__REQUIRED TASK__. Retype all material exactly. Pictures stay out of the copy.

__MATERIAL FOR THIS EXERCISE__.
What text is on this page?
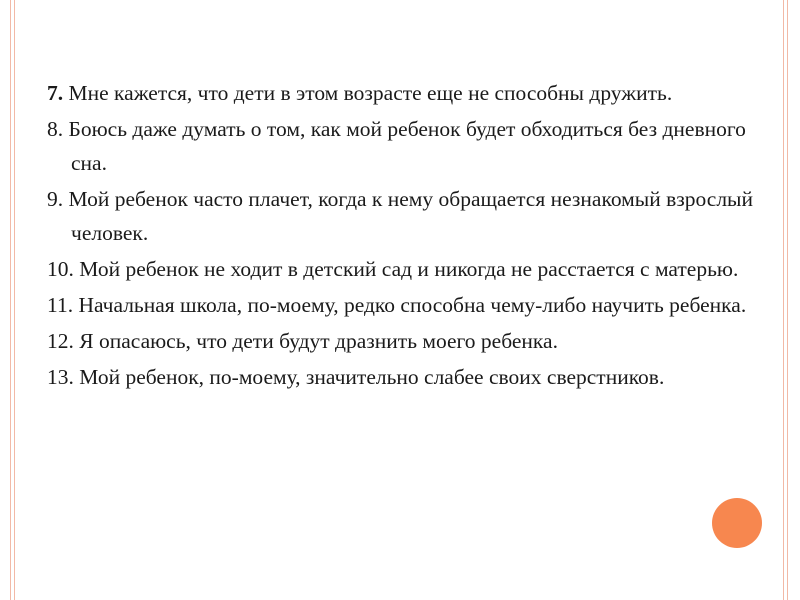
7. Мне кажется, что дети в этом возрасте еще не способны дружить.

8. Боюсь даже думать о том, как мой ребенок будет обходиться без дневного сна.

9. Мой ребенок часто плачет, когда к нему обращается незнакомый взрослый человек.

10. Мой ребенок не ходит в детский сад и никогда не расстается с матерью.

11. Начальная школа, по-моему, редко способна чему-либо научить ребенка.

12. Я опасаюсь, что дети будут дразнить моего ребенка.

13. Мой ребенок, по-моему, значительно слабее своих сверстников.
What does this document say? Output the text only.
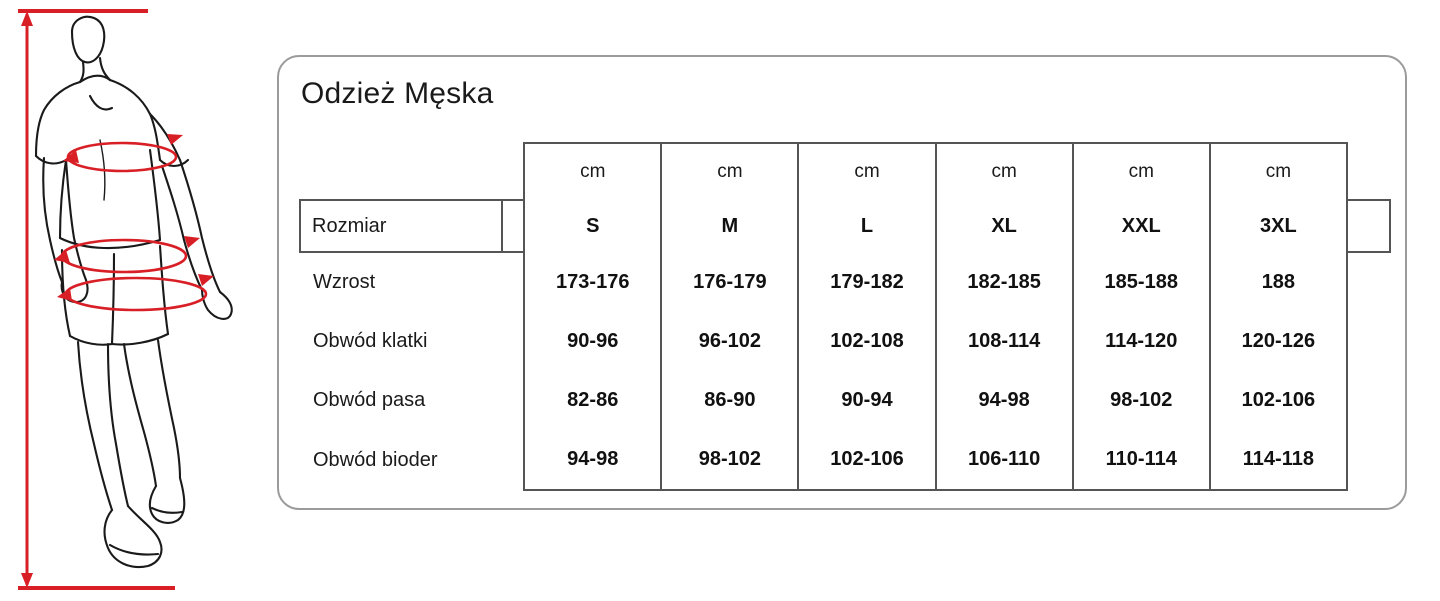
Odzież Męska
		cm	cm	cm	cm	cm	cm	
Rozmiar		S	M	L	XL	XXL	3XL	
Wzrost		173-176	176-179	179-182	182-185	185-188	188	
Obwód klatki		90-96	96-102	102-108	108-114	114-120	120-126	
Obwód pasa		82-86	86-90	90-94	94-98	98-102	102-106	
Obwód bioder		94-98	98-102	102-106	106-110	110-114	114-118	
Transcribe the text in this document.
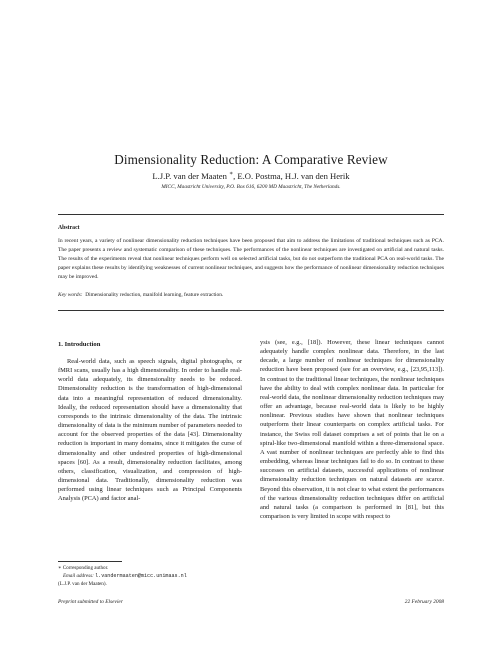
Dimensionality Reduction: A Comparative Review
L.J.P. van der Maaten ∗, E.O. Postma, H.J. van den Herik
MICC, Maastricht University, P.O. Box 616, 6200 MD Maastricht, The Netherlands.
Abstract
In recent years, a variety of nonlinear dimensionality reduction techniques have been proposed that aim to address the limitations of traditional techniques such as PCA. The paper presents a review and systematic comparison of these techniques. The performances of the nonlinear techniques are investigated on artificial and natural tasks. The results of the experiments reveal that nonlinear techniques perform well on selected artificial tasks, but do not outperform the traditional PCA on real-world tasks. The paper explains these results by identifying weaknesses of current nonlinear techniques, and suggests how the performance of nonlinear dimensionality reduction techniques may be improved.
Key words: Dimensionality reduction, manifold learning, feature extraction.
1. Introduction
Real-world data, such as speech signals, digital photographs, or fMRI scans, usually has a high dimensionality. In order to handle real-world data adequately, its dimensionality needs to be reduced. Dimensionality reduction is the transformation of high-dimensional data into a meaningful representation of reduced dimensionality. Ideally, the reduced representation should have a dimensionality that corresponds to the intrinsic dimensionality of the data. The intrinsic dimensionality of data is the minimum number of parameters needed to account for the observed properties of the data [43]. Dimensionality reduction is important in many domains, since it mitigates the curse of dimensionality and other undesired properties of high-dimensional spaces [60]. As a result, dimensionality reduction facilitates, among others, classification, visualization, and compression of high-dimensional data. Traditionally, dimensionality reduction was performed using linear techniques such as Principal Components Analysis (PCA) and factor anal-
ysis (see, e.g., [18]). However, these linear techniques cannot adequately handle complex nonlinear data. Therefore, in the last decade, a large number of nonlinear techniques for dimensionality reduction have been proposed (see for an overview, e.g., [23,95,113]). In contrast to the traditional linear techniques, the nonlinear techniques have the ability to deal with complex nonlinear data. In particular for real-world data, the nonlinear dimensionality reduction techniques may offer an advantage, because real-world data is likely to be highly nonlinear. Previous studies have shown that nonlinear techniques outperform their linear counterparts on complex artificial tasks. For instance, the Swiss roll dataset comprises a set of points that lie on a spiral-like two-dimensional manifold within a three-dimensional space. A vast number of nonlinear techniques are perfectly able to find this embedding, whereas linear techniques fail to do so. In contrast to these successes on artificial datasets, successful applications of nonlinear dimensionality reduction techniques on natural datasets are scarce. Beyond this observation, it is not clear to what extent the performances of the various dimensionality reduction techniques differ on artificial and natural tasks (a comparison is performed in [81], but this comparison is very limited in scope with respect to
∗ Corresponding author.
Email address: l.vandermaaten@micc.unimaas.nl
(L.J.P. van der Maaten).
Preprint submitted to Elsevier	22 February 2008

__EXERCISE ANSWER__.
What text is on this page?
7. Мне кажется, что дети в этом возрасте еще не способны дружить.

8. Боюсь даже думать о том, как мой ребенок будет обходиться без дневного сна.

9. Мой ребенок часто плачет, когда к нему обращается незнакомый взрослый человек.

10. Мой ребенок не ходит в детский сад и никогда не расстается с матерью.

11. Начальная школа, по-моему, редко способна чему-либо научить ребенка.

12. Я опасаюсь, что дети будут дразнить моего ребенка.

13. Мой ребенок, по-моему, значительно слабее своих сверстников.
What does this document say? Output the text only.
Odzież Męska
		cm	cm	cm	cm	cm	cm	
Rozmiar		S	M	L	XL	XXL	3XL	
Wzrost		173-176	176-179	179-182	182-185	185-188	188	
Obwód klatki		90-96	96-102	102-108	108-114	114-120	120-126	
Obwód pasa		82-86	86-90	90-94	94-98	98-102	102-106	
Obwód bioder		94-98	98-102	102-106	106-110	110-114	114-118	
Transcribe the text in this document.
Dimensionality Reduction: A Comparative Review
L.J.P. van der Maaten ∗, E.O. Postma, H.J. van den Herik
MICC, Maastricht University, P.O. Box 616, 6200 MD Maastricht, The Netherlands.
Abstract
In recent years, a variety of nonlinear dimensionality reduction techniques have been proposed that aim to address the limitations of traditional techniques such as PCA. The paper presents a review and systematic comparison of these techniques. The performances of the nonlinear techniques are investigated on artificial and natural tasks. The results of the experiments reveal that nonlinear techniques perform well on selected artificial tasks, but do not outperform the traditional PCA on real-world tasks. The paper explains these results by identifying weaknesses of current nonlinear techniques, and suggests how the performance of nonlinear dimensionality reduction techniques may be improved.
Key words: Dimensionality reduction, manifold learning, feature extraction.
1. Introduction
Real-world data, such as speech signals, digital photographs, or fMRI scans, usually has a high dimensionality. In order to handle real-world data adequately, its dimensionality needs to be reduced. Dimensionality reduction is the transformation of high-dimensional data into a meaningful representation of reduced dimensionality. Ideally, the reduced representation should have a dimensionality that corresponds to the intrinsic dimensionality of the data. The intrinsic dimensionality of data is the minimum number of parameters needed to account for the observed properties of the data [43]. Dimensionality reduction is important in many domains, since it mitigates the curse of dimensionality and other undesired properties of high-dimensional spaces [60]. As a result, dimensionality reduction facilitates, among others, classification, visualization, and compression of high-dimensional data. Traditionally, dimensionality reduction was performed using linear techniques such as Principal Components Analysis (PCA) and factor anal-
ysis (see, e.g., [18]). However, these linear techniques cannot adequately handle complex nonlinear data. Therefore, in the last decade, a large number of nonlinear techniques for dimensionality reduction have been proposed (see for an overview, e.g., [23,95,113]). In contrast to the traditional linear techniques, the nonlinear techniques have the ability to deal with complex nonlinear data. In particular for real-world data, the nonlinear dimensionality reduction techniques may offer an advantage, because real-world data is likely to be highly nonlinear. Previous studies have shown that nonlinear techniques outperform their linear counterparts on complex artificial tasks. For instance, the Swiss roll dataset comprises a set of points that lie on a spiral-like two-dimensional manifold within a three-dimensional space. A vast number of nonlinear techniques are perfectly able to find this embedding, whereas linear techniques fail to do so. In contrast to these successes on artificial datasets, successful applications of nonlinear dimensionality reduction techniques on natural datasets are scarce. Beyond this observation, it is not clear to what extent the performances of the various dimensionality reduction techniques differ on artificial and natural tasks (a comparison is performed in [81], but this comparison is very limited in scope with respect to
∗ Corresponding author.
Email address: l.vandermaaten@micc.unimaas.nl
(L.J.P. van der Maaten).
Preprint submitted to Elsevier	22 February 2008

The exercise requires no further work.